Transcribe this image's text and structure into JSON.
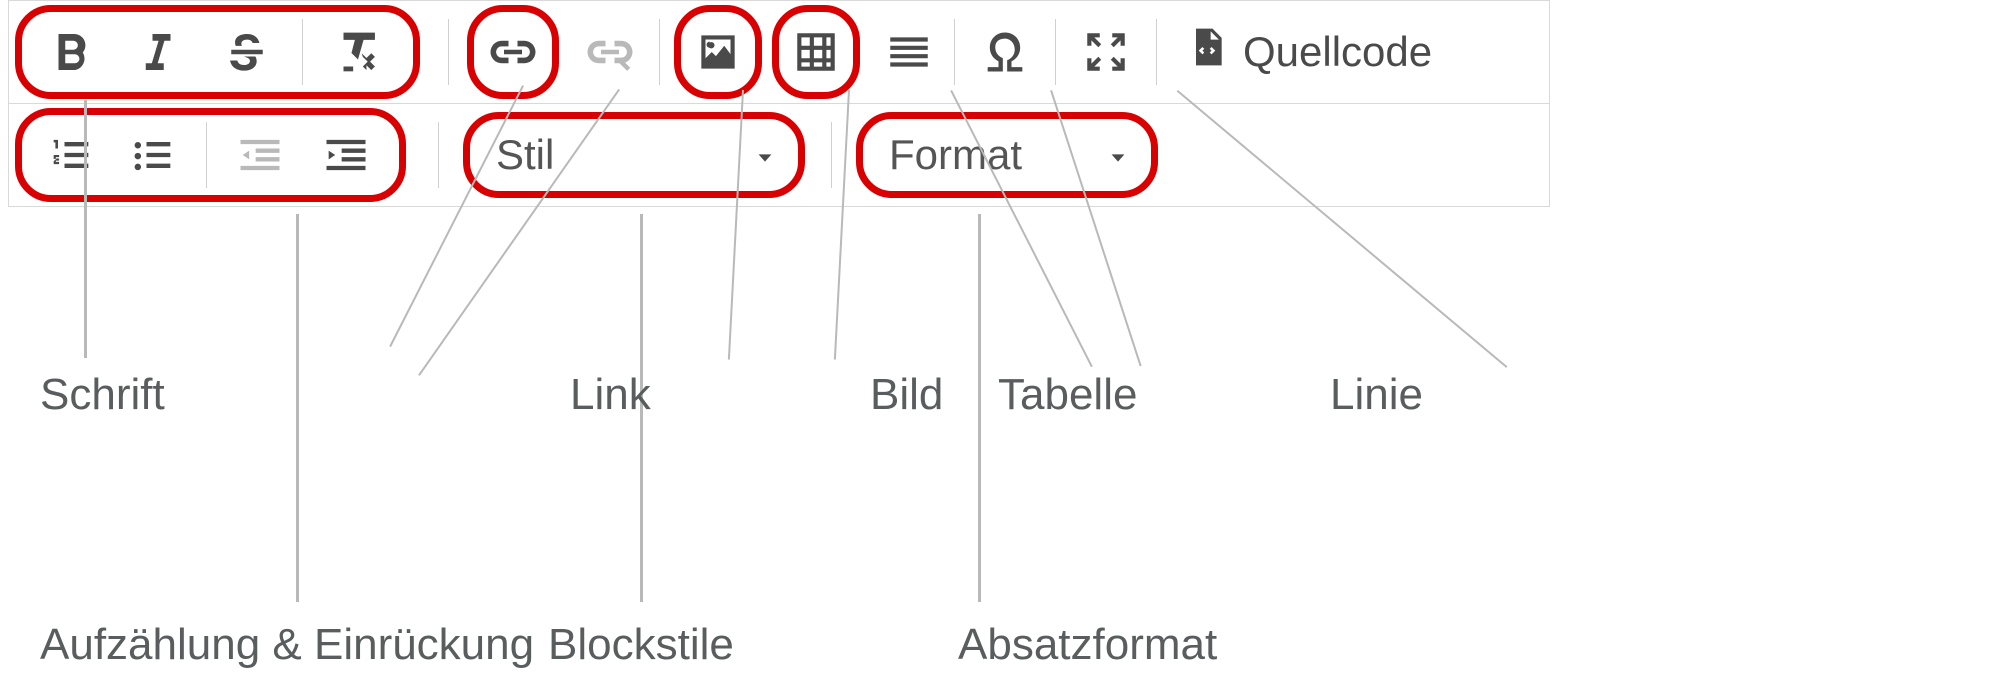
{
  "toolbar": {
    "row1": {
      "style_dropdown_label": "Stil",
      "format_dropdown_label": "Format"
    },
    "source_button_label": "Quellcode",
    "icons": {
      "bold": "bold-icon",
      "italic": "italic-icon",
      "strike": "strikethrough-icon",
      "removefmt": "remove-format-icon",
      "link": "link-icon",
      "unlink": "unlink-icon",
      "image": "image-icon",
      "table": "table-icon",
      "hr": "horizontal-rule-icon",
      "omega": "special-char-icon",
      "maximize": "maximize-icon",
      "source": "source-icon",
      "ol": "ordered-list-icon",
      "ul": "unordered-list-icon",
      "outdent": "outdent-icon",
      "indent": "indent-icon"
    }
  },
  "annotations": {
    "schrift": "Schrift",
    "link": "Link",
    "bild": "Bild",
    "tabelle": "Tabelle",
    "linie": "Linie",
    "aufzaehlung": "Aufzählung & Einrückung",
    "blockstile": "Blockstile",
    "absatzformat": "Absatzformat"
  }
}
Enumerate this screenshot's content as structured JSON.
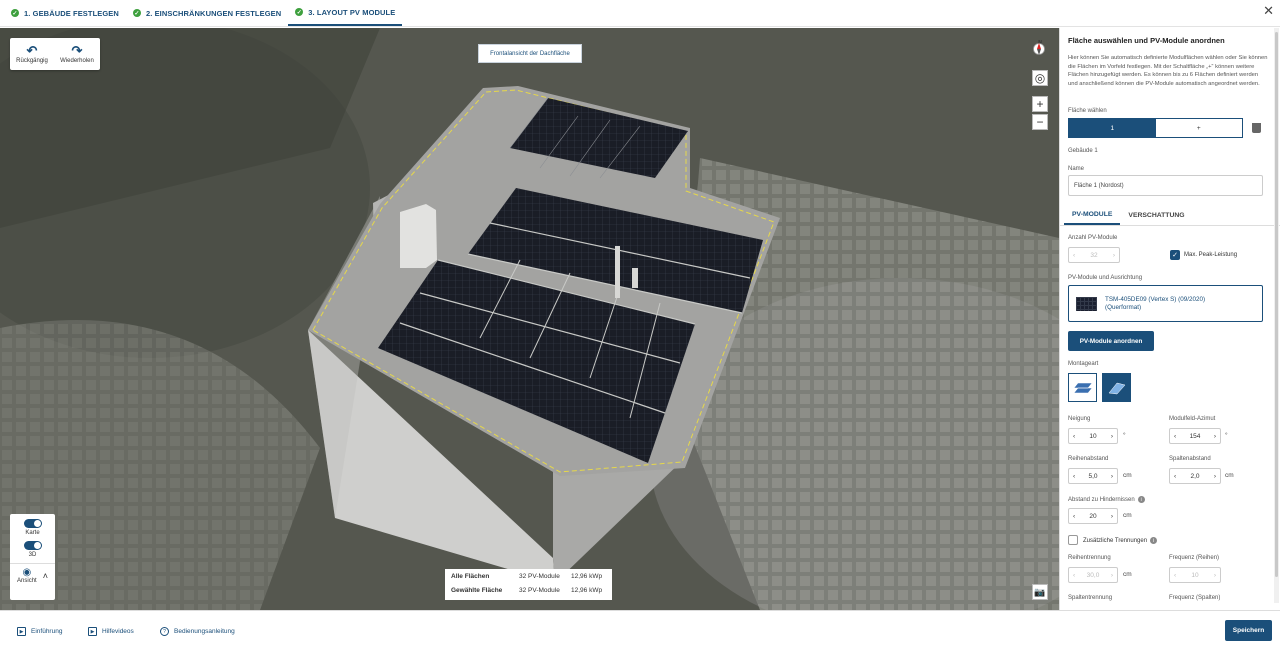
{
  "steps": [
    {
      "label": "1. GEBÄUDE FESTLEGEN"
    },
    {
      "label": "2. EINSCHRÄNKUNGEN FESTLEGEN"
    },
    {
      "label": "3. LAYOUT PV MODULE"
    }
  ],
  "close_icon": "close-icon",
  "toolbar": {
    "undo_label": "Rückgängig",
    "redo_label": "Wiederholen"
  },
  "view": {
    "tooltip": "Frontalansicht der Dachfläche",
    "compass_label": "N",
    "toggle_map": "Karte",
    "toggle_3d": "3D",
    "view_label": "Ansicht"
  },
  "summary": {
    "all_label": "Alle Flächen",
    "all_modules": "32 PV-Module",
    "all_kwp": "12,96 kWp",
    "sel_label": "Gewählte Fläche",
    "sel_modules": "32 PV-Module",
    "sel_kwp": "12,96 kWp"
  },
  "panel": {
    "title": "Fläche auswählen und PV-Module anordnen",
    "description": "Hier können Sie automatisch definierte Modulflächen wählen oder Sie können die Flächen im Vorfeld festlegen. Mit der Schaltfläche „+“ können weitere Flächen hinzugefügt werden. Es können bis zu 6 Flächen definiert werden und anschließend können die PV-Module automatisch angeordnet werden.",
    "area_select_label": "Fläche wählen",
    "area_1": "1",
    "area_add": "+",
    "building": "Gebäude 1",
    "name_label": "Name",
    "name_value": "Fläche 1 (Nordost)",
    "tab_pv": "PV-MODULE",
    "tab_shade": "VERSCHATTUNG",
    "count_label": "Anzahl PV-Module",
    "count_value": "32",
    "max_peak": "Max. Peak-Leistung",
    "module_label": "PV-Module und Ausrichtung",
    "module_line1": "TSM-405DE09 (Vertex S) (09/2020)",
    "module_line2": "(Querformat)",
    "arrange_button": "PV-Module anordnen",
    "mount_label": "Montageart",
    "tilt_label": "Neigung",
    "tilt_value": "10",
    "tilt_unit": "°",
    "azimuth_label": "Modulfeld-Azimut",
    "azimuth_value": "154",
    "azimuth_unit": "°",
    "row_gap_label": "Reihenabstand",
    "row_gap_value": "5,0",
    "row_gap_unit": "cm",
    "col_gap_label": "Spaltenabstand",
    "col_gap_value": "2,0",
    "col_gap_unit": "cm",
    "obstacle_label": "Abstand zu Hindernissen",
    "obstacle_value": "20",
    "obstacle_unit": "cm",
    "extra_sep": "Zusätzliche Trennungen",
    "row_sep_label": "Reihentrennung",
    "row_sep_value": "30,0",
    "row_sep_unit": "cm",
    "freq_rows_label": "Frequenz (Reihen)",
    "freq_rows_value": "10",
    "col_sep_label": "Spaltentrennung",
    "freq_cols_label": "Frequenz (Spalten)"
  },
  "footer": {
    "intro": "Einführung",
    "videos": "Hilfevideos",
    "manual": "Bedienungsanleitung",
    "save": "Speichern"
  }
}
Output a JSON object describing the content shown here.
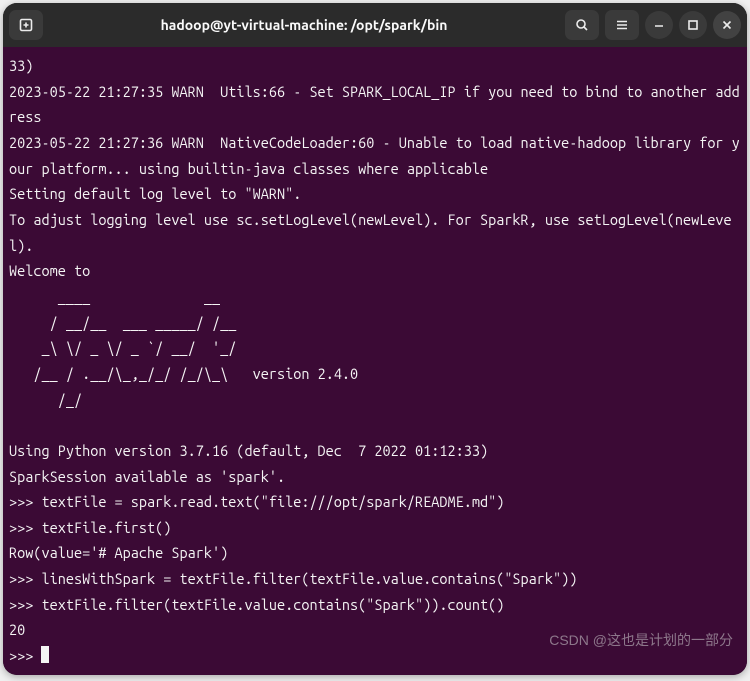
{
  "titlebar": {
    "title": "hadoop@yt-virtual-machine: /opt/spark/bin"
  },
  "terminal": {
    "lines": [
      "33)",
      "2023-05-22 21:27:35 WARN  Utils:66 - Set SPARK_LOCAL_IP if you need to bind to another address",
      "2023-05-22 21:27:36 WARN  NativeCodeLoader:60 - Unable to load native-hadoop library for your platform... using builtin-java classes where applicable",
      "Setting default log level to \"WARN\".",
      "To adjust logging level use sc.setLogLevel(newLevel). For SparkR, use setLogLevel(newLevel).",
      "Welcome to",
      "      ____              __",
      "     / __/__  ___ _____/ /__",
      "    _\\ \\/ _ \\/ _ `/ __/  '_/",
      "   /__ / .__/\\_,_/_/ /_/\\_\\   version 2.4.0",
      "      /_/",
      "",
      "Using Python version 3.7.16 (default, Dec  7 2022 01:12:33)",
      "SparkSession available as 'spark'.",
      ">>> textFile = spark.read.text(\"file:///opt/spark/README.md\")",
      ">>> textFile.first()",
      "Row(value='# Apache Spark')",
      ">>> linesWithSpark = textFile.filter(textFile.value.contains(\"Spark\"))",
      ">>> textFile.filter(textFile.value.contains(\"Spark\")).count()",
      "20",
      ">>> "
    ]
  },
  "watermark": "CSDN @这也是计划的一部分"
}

+++

Would you set down the listing exactly, omitting pictures?

**Exercise solution**
Transcribe this image's text and structure into JSON.
{
  "toolbar": {
    "row1": {
      "style_dropdown_label": "Stil",
      "format_dropdown_label": "Format"
    },
    "source_button_label": "Quellcode",
    "icons": {
      "bold": "bold-icon",
      "italic": "italic-icon",
      "strike": "strikethrough-icon",
      "removefmt": "remove-format-icon",
      "link": "link-icon",
      "unlink": "unlink-icon",
      "image": "image-icon",
      "table": "table-icon",
      "hr": "horizontal-rule-icon",
      "omega": "special-char-icon",
      "maximize": "maximize-icon",
      "source": "source-icon",
      "ol": "ordered-list-icon",
      "ul": "unordered-list-icon",
      "outdent": "outdent-icon",
      "indent": "indent-icon"
    }
  },
  "annotations": {
    "schrift": "Schrift",
    "link": "Link",
    "bild": "Bild",
    "tabelle": "Tabelle",
    "linie": "Linie",
    "aufzaehlung": "Aufzählung & Einrückung",
    "blockstile": "Blockstile",
    "absatzformat": "Absatzformat"
  }
}
Enumerate this screenshot's content as structured JSON.
{
  "steps": [
    {
      "label": "1. GEBÄUDE FESTLEGEN"
    },
    {
      "label": "2. EINSCHRÄNKUNGEN FESTLEGEN"
    },
    {
      "label": "3. LAYOUT PV MODULE"
    }
  ],
  "close_icon": "close-icon",
  "toolbar": {
    "undo_label": "Rückgängig",
    "redo_label": "Wiederholen"
  },
  "view": {
    "tooltip": "Frontalansicht der Dachfläche",
    "compass_label": "N",
    "toggle_map": "Karte",
    "toggle_3d": "3D",
    "view_label": "Ansicht"
  },
  "summary": {
    "all_label": "Alle Flächen",
    "all_modules": "32 PV-Module",
    "all_kwp": "12,96 kWp",
    "sel_label": "Gewählte Fläche",
    "sel_modules": "32 PV-Module",
    "sel_kwp": "12,96 kWp"
  },
  "panel": {
    "title": "Fläche auswählen und PV-Module anordnen",
    "description": "Hier können Sie automatisch definierte Modulflächen wählen oder Sie können die Flächen im Vorfeld festlegen. Mit der Schaltfläche „+“ können weitere Flächen hinzugefügt werden. Es können bis zu 6 Flächen definiert werden und anschließend können die PV-Module automatisch angeordnet werden.",
    "area_select_label": "Fläche wählen",
    "area_1": "1",
    "area_add": "+",
    "building": "Gebäude 1",
    "name_label": "Name",
    "name_value": "Fläche 1 (Nordost)",
    "tab_pv": "PV-MODULE",
    "tab_shade": "VERSCHATTUNG",
    "count_label": "Anzahl PV-Module",
    "count_value": "32",
    "max_peak": "Max. Peak-Leistung",
    "module_label": "PV-Module und Ausrichtung",
    "module_line1": "TSM-405DE09 (Vertex S) (09/2020)",
    "module_line2": "(Querformat)",
    "arrange_button": "PV-Module anordnen",
    "mount_label": "Montageart",
    "tilt_label": "Neigung",
    "tilt_value": "10",
    "tilt_unit": "°",
    "azimuth_label": "Modulfeld-Azimut",
    "azimuth_value": "154",
    "azimuth_unit": "°",
    "row_gap_label": "Reihenabstand",
    "row_gap_value": "5,0",
    "row_gap_unit": "cm",
    "col_gap_label": "Spaltenabstand",
    "col_gap_value": "2,0",
    "col_gap_unit": "cm",
    "obstacle_label": "Abstand zu Hindernissen",
    "obstacle_value": "20",
    "obstacle_unit": "cm",
    "extra_sep": "Zusätzliche Trennungen",
    "row_sep_label": "Reihentrennung",
    "row_sep_value": "30,0",
    "row_sep_unit": "cm",
    "freq_rows_label": "Frequenz (Reihen)",
    "freq_rows_value": "10",
    "col_sep_label": "Spaltentrennung",
    "freq_cols_label": "Frequenz (Spalten)"
  },
  "footer": {
    "intro": "Einführung",
    "videos": "Hilfevideos",
    "manual": "Bedienungsanleitung",
    "save": "Speichern"
  }
}
Output a JSON object describing the content shown here.
{
  "titlebar": {
    "title": "hadoop@yt-virtual-machine: /opt/spark/bin"
  },
  "terminal": {
    "lines": [
      "33)",
      "2023-05-22 21:27:35 WARN  Utils:66 - Set SPARK_LOCAL_IP if you need to bind to another address",
      "2023-05-22 21:27:36 WARN  NativeCodeLoader:60 - Unable to load native-hadoop library for your platform... using builtin-java classes where applicable",
      "Setting default log level to \"WARN\".",
      "To adjust logging level use sc.setLogLevel(newLevel). For SparkR, use setLogLevel(newLevel).",
      "Welcome to",
      "      ____              __",
      "     / __/__  ___ _____/ /__",
      "    _\\ \\/ _ \\/ _ `/ __/  '_/",
      "   /__ / .__/\\_,_/_/ /_/\\_\\   version 2.4.0",
      "      /_/",
      "",
      "Using Python version 3.7.16 (default, Dec  7 2022 01:12:33)",
      "SparkSession available as 'spark'.",
      ">>> textFile = spark.read.text(\"file:///opt/spark/README.md\")",
      ">>> textFile.first()",
      "Row(value='# Apache Spark')",
      ">>> linesWithSpark = textFile.filter(textFile.value.contains(\"Spark\"))",
      ">>> textFile.filter(textFile.value.contains(\"Spark\")).count()",
      "20",
      ">>> "
    ]
  },
  "watermark": "CSDN @这也是计划的一部分"
}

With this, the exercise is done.